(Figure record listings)
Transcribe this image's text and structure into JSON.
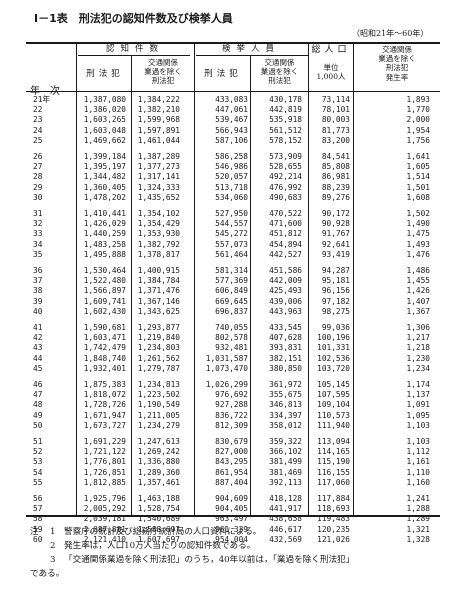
{
  "title": "Ⅰ－1表　刑法犯の認知件数及び検挙人員",
  "period_note": "（昭和21年～60年）",
  "header": {
    "year_col": "年次",
    "group_recognized": "認知件数",
    "group_arrested": "検挙人員",
    "col_total_penal_1": "刑法犯",
    "col_excl_traffic_1": [
      "交通関係",
      "業過を除く",
      "刑法犯"
    ],
    "col_total_penal_2": "刑法犯",
    "col_excl_traffic_2": [
      "交通関係",
      "業過を除く",
      "刑法犯"
    ],
    "col_population": [
      "総人口",
      "単位",
      "1,000人"
    ],
    "col_rate": [
      "交通関係",
      "業過を除く",
      "刑法犯",
      "発生率"
    ]
  },
  "rows": [
    [
      "21年",
      "1,387,080",
      "1,384,222",
      "433,083",
      "430,178",
      "73,114",
      "1,893"
    ],
    [
      "22",
      "1,386,020",
      "1,382,210",
      "447,061",
      "442,819",
      "78,101",
      "1,770"
    ],
    [
      "23",
      "1,603,265",
      "1,599,968",
      "539,467",
      "535,918",
      "80,003",
      "2,000"
    ],
    [
      "24",
      "1,603,048",
      "1,597,891",
      "566,943",
      "561,512",
      "81,773",
      "1,954"
    ],
    [
      "25",
      "1,469,662",
      "1,461,044",
      "587,106",
      "578,152",
      "83,200",
      "1,756"
    ],
    [
      "26",
      "1,399,184",
      "1,387,289",
      "586,258",
      "573,909",
      "84,541",
      "1,641"
    ],
    [
      "27",
      "1,395,197",
      "1,377,273",
      "546,986",
      "528,655",
      "85,808",
      "1,605"
    ],
    [
      "28",
      "1,344,482",
      "1,317,141",
      "520,057",
      "492,214",
      "86,981",
      "1,514"
    ],
    [
      "29",
      "1,360,405",
      "1,324,333",
      "513,718",
      "476,992",
      "88,239",
      "1,501"
    ],
    [
      "30",
      "1,478,202",
      "1,435,652",
      "534,060",
      "490,683",
      "89,276",
      "1,608"
    ],
    [
      "31",
      "1,410,441",
      "1,354,102",
      "527,950",
      "470,522",
      "90,172",
      "1,502"
    ],
    [
      "32",
      "1,426,029",
      "1,354,429",
      "544,557",
      "471,600",
      "90,928",
      "1,490"
    ],
    [
      "33",
      "1,440,259",
      "1,353,930",
      "545,272",
      "451,812",
      "91,767",
      "1,475"
    ],
    [
      "34",
      "1,483,258",
      "1,382,792",
      "557,073",
      "454,894",
      "92,641",
      "1,493"
    ],
    [
      "35",
      "1,495,888",
      "1,378,817",
      "561,464",
      "442,527",
      "93,419",
      "1,476"
    ],
    [
      "36",
      "1,530,464",
      "1,400,915",
      "581,314",
      "451,586",
      "94,287",
      "1,486"
    ],
    [
      "37",
      "1,522,480",
      "1,384,784",
      "577,369",
      "442,009",
      "95,181",
      "1,455"
    ],
    [
      "38",
      "1,566,897",
      "1,371,476",
      "606,849",
      "425,493",
      "96,156",
      "1,426"
    ],
    [
      "39",
      "1,609,741",
      "1,367,146",
      "669,645",
      "439,006",
      "97,182",
      "1,407"
    ],
    [
      "40",
      "1,602,430",
      "1,343,625",
      "696,837",
      "443,963",
      "98,275",
      "1,367"
    ],
    [
      "41",
      "1,590,681",
      "1,293,877",
      "740,055",
      "433,545",
      "99,036",
      "1,306"
    ],
    [
      "42",
      "1,603,471",
      "1,219,840",
      "802,578",
      "407,628",
      "100,196",
      "1,217"
    ],
    [
      "43",
      "1,742,479",
      "1,234,803",
      "932,481",
      "393,831",
      "101,331",
      "1,218"
    ],
    [
      "44",
      "1,848,740",
      "1,261,562",
      "1,031,587",
      "382,151",
      "102,536",
      "1,230"
    ],
    [
      "45",
      "1,932,401",
      "1,279,787",
      "1,073,470",
      "380,850",
      "103,720",
      "1,234"
    ],
    [
      "46",
      "1,875,383",
      "1,234,813",
      "1,026,299",
      "361,972",
      "105,145",
      "1,174"
    ],
    [
      "47",
      "1,818,072",
      "1,223,502",
      "976,692",
      "355,675",
      "107,595",
      "1,137"
    ],
    [
      "48",
      "1,728,726",
      "1,190,549",
      "927,288",
      "346,813",
      "109,104",
      "1,091"
    ],
    [
      "49",
      "1,671,947",
      "1,211,005",
      "836,722",
      "334,397",
      "110,573",
      "1,095"
    ],
    [
      "50",
      "1,673,727",
      "1,234,279",
      "812,309",
      "358,012",
      "111,940",
      "1,103"
    ],
    [
      "51",
      "1,691,229",
      "1,247,613",
      "830,679",
      "359,322",
      "113,094",
      "1,103"
    ],
    [
      "52",
      "1,721,122",
      "1,269,242",
      "827,000",
      "366,102",
      "114,165",
      "1,112"
    ],
    [
      "53",
      "1,776,801",
      "1,336,880",
      "843,295",
      "381,499",
      "115,190",
      "1,161"
    ],
    [
      "54",
      "1,726,851",
      "1,289,360",
      "861,954",
      "381,469",
      "116,155",
      "1,110"
    ],
    [
      "55",
      "1,812,885",
      "1,357,461",
      "887,404",
      "392,113",
      "117,060",
      "1,160"
    ],
    [
      "56",
      "1,925,796",
      "1,463,188",
      "904,609",
      "418,128",
      "117,884",
      "1,241"
    ],
    [
      "57",
      "2,005,292",
      "1,528,754",
      "904,405",
      "441,917",
      "118,693",
      "1,288"
    ],
    [
      "58",
      "2,039,181",
      "1,540,689",
      "963,497",
      "438,658",
      "119,483",
      "1,289"
    ],
    [
      "59",
      "2,087,881",
      "1,588,697",
      "961,339",
      "446,617",
      "120,235",
      "1,321"
    ],
    [
      "60",
      "2,121,410",
      "1,607,697",
      "954,004",
      "432,569",
      "121,026",
      "1,328"
    ]
  ],
  "notes": [
    {
      "label": "注",
      "num": "1",
      "text": "警察庁の統計及び総務庁統計局の人口資料による。"
    },
    {
      "label": "",
      "num": "2",
      "text": "発生率は，人口10万人当たりの認知件数である。"
    },
    {
      "label": "",
      "num": "3",
      "text": "「交通関係業過を除く刑法犯」のうち，40年以前は，「業過を除く刑法犯」",
      "cont": "である。"
    }
  ]
}
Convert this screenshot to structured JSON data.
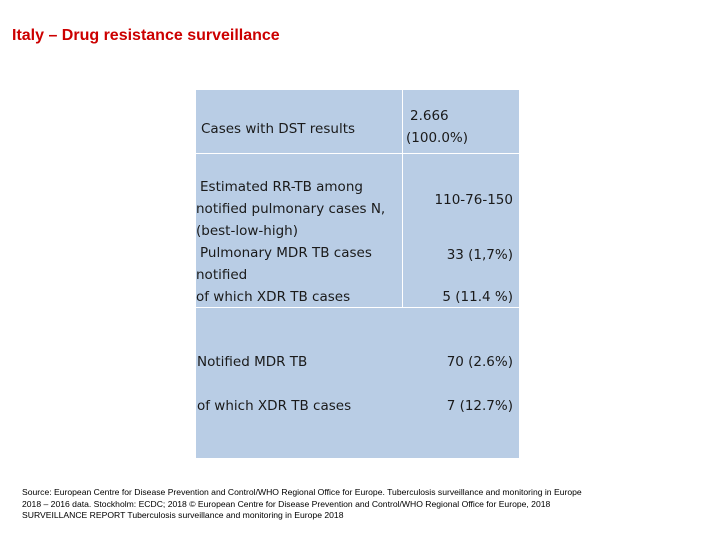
{
  "title": "Italy – Drug resistance surveillance",
  "table": {
    "rows": [
      {
        "label_lines": [
          "Cases with DST results"
        ],
        "value_lines": [
          "2.666",
          "(100.0%)"
        ]
      },
      {
        "label_lines": [
          "Estimated RR-TB among",
          "notified pulmonary cases N,",
          "(best-low-high)"
        ],
        "value_lines": [
          "110-76-150"
        ]
      },
      {
        "label_lines": [
          "Pulmonary MDR TB cases",
          "notified"
        ],
        "value_lines": [
          "33 (1,7%)"
        ]
      },
      {
        "label_lines": [
          "of which XDR TB cases"
        ],
        "value_lines": [
          "5 (11.4 %)"
        ]
      },
      {
        "label_lines": [
          "Notified MDR TB"
        ],
        "value_lines": [
          "70 (2.6%)"
        ]
      },
      {
        "label_lines": [
          "of which XDR TB cases"
        ],
        "value_lines": [
          "7 (12.7%)"
        ]
      }
    ]
  },
  "source": {
    "lines": [
      "Source: European Centre for Disease Prevention and Control/WHO Regional Office for Europe. Tuberculosis surveillance and monitoring in Europe",
      "2018 – 2016 data. Stockholm: ECDC; 2018 © European Centre for Disease Prevention and Control/WHO Regional Office for Europe, 2018",
      "SURVEILLANCE REPORT Tuberculosis surveillance and monitoring in Europe 2018"
    ]
  }
}
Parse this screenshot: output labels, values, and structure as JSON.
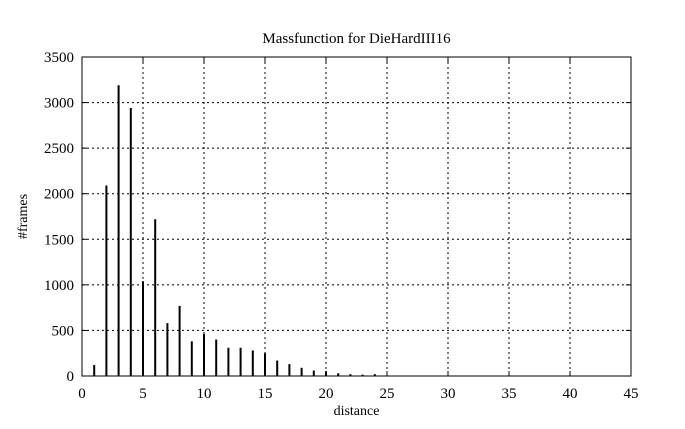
{
  "chart_data": {
    "type": "bar",
    "title": "Massfunction for DieHardIII16",
    "xlabel": "distance",
    "ylabel": "#frames",
    "xlim": [
      0,
      45
    ],
    "ylim": [
      0,
      3500
    ],
    "xticks": [
      0,
      5,
      10,
      15,
      20,
      25,
      30,
      35,
      40,
      45
    ],
    "yticks": [
      0,
      500,
      1000,
      1500,
      2000,
      2500,
      3000,
      3500
    ],
    "grid": true,
    "x": [
      1,
      2,
      3,
      4,
      5,
      6,
      7,
      8,
      9,
      10,
      11,
      12,
      13,
      14,
      15,
      16,
      17,
      18,
      19,
      20,
      21,
      22,
      23,
      24
    ],
    "values": [
      120,
      2090,
      3190,
      2940,
      1040,
      1720,
      580,
      770,
      380,
      460,
      400,
      310,
      310,
      280,
      250,
      170,
      130,
      90,
      60,
      50,
      30,
      20,
      15,
      20
    ],
    "colors": {
      "bars": "#000000",
      "grid": "#000000",
      "background": "#ffffff"
    }
  }
}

_Required task_
Produce an exact reproduction of the lines from the line containing "Parse this screenshot: output" through the last line of the records. Any picture is left out.

_Finished answer_
Parse this screenshot: output labels, values, and structure as JSON.
{
  "chart_data": {
    "type": "bar",
    "title": "Massfunction for DieHardIII16",
    "xlabel": "distance",
    "ylabel": "#frames",
    "xlim": [
      0,
      45
    ],
    "ylim": [
      0,
      3500
    ],
    "xticks": [
      0,
      5,
      10,
      15,
      20,
      25,
      30,
      35,
      40,
      45
    ],
    "yticks": [
      0,
      500,
      1000,
      1500,
      2000,
      2500,
      3000,
      3500
    ],
    "grid": true,
    "x": [
      1,
      2,
      3,
      4,
      5,
      6,
      7,
      8,
      9,
      10,
      11,
      12,
      13,
      14,
      15,
      16,
      17,
      18,
      19,
      20,
      21,
      22,
      23,
      24
    ],
    "values": [
      120,
      2090,
      3190,
      2940,
      1040,
      1720,
      580,
      770,
      380,
      460,
      400,
      310,
      310,
      280,
      250,
      170,
      130,
      90,
      60,
      50,
      30,
      20,
      15,
      20
    ],
    "colors": {
      "bars": "#000000",
      "grid": "#000000",
      "background": "#ffffff"
    }
  }
}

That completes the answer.